*PROBLEM DETAILS:* Say how many lines contain the string "eurodrazby". Give no other output.

━━━━━━━━

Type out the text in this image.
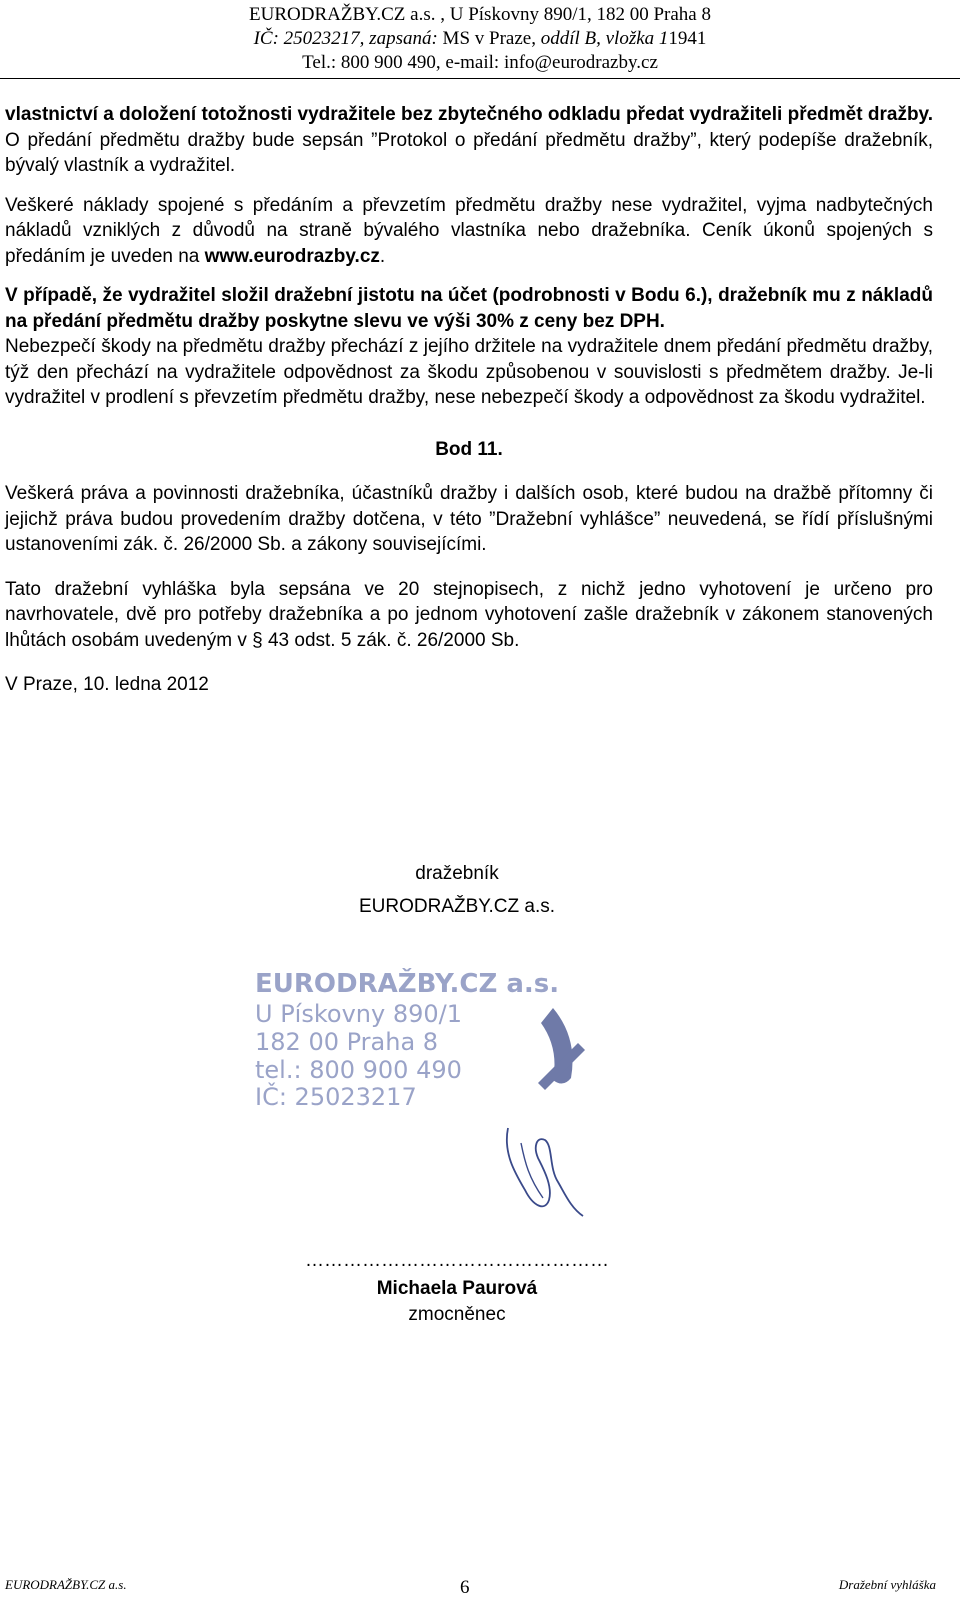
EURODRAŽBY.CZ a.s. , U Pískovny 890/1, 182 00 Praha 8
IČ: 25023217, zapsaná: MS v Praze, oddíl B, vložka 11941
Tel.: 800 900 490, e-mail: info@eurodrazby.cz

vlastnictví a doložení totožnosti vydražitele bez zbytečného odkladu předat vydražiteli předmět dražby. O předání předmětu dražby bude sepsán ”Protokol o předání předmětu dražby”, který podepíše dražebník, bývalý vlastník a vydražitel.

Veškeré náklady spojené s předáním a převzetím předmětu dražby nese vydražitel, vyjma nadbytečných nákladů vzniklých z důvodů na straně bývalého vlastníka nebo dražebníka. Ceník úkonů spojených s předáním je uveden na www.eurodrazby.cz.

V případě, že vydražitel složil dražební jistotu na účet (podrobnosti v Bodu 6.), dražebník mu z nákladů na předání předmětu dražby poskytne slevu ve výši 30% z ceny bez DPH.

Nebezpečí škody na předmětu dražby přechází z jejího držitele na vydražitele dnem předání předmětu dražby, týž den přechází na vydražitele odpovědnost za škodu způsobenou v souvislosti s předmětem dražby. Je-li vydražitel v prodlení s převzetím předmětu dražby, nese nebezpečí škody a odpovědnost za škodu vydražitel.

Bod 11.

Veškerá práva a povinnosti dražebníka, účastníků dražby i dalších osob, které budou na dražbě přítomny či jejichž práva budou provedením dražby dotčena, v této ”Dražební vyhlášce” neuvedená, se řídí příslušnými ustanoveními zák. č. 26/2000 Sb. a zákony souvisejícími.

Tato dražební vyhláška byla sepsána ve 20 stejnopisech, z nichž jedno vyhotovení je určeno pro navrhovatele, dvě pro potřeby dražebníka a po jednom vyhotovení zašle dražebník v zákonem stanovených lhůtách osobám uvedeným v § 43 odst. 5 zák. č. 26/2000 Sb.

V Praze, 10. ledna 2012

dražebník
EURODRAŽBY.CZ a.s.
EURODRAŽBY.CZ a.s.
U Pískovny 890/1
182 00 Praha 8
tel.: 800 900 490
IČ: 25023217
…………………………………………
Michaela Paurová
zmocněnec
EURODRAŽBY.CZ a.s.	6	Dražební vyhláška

━━━━━━━━

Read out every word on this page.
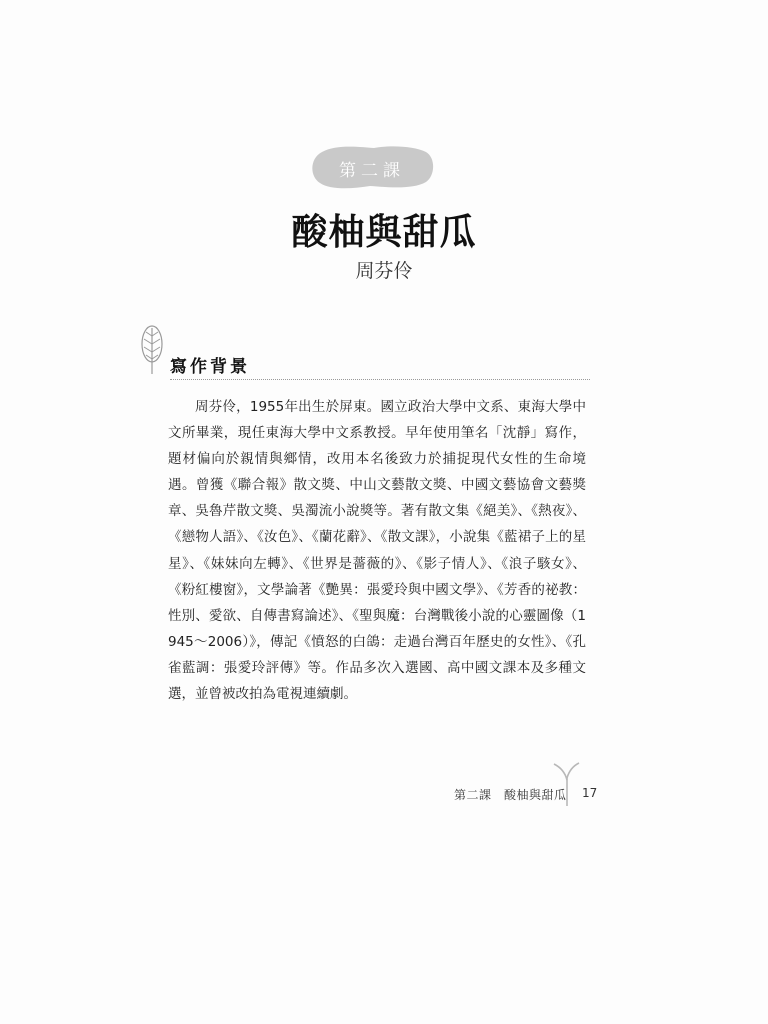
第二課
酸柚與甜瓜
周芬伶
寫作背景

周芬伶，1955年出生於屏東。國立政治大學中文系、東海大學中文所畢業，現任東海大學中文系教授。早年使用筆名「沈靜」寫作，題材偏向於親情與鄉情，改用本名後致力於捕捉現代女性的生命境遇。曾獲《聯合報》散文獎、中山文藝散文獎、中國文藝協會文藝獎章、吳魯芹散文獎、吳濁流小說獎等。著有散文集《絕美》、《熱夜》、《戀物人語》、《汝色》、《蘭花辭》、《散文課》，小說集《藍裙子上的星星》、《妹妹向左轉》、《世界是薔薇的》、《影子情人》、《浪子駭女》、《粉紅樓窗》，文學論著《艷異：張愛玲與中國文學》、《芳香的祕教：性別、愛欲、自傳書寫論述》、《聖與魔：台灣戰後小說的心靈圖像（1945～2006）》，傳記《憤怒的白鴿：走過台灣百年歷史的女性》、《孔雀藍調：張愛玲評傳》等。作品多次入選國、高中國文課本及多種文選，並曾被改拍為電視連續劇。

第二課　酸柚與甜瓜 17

━━━━━━━━

*TASK SOLUTION:* 2